[Prompt] Reproduce each line of the material precisely.

[Dataset items]

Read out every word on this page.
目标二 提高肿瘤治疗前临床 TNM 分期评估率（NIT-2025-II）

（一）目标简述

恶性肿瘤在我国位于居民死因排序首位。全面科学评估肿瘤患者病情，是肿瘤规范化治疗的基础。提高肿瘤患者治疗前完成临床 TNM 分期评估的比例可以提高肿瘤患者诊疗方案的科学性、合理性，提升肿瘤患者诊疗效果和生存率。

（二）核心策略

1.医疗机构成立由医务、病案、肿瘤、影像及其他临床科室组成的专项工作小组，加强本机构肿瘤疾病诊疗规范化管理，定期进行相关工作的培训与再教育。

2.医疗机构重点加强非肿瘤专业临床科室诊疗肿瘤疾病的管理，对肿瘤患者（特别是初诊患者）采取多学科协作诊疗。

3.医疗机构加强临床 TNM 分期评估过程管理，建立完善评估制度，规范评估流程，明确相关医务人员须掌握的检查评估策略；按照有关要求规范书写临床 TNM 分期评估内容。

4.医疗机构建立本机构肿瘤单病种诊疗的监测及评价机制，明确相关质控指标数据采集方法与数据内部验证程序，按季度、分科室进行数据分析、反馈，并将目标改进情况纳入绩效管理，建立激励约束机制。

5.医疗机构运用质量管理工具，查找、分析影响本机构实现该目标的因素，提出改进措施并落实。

[Reply to the exercise]
Read out every word on this page.
目标二 提高肿瘤治疗前临床 TNM 分期评估率（NIT-2025-II）

（一）目标简述

恶性肿瘤在我国位于居民死因排序首位。全面科学评估肿瘤患者病情，是肿瘤规范化治疗的基础。提高肿瘤患者治疗前完成临床 TNM 分期评估的比例可以提高肿瘤患者诊疗方案的科学性、合理性，提升肿瘤患者诊疗效果和生存率。

（二）核心策略

1.医疗机构成立由医务、病案、肿瘤、影像及其他临床科室组成的专项工作小组，加强本机构肿瘤疾病诊疗规范化管理，定期进行相关工作的培训与再教育。

2.医疗机构重点加强非肿瘤专业临床科室诊疗肿瘤疾病的管理，对肿瘤患者（特别是初诊患者）采取多学科协作诊疗。

3.医疗机构加强临床 TNM 分期评估过程管理，建立完善评估制度，规范评估流程，明确相关医务人员须掌握的检查评估策略；按照有关要求规范书写临床 TNM 分期评估内容。

4.医疗机构建立本机构肿瘤单病种诊疗的监测及评价机制，明确相关质控指标数据采集方法与数据内部验证程序，按季度、分科室进行数据分析、反馈，并将目标改进情况纳入绩效管理，建立激励约束机制。

5.医疗机构运用质量管理工具，查找、分析影响本机构实现该目标的因素，提出改进措施并落实。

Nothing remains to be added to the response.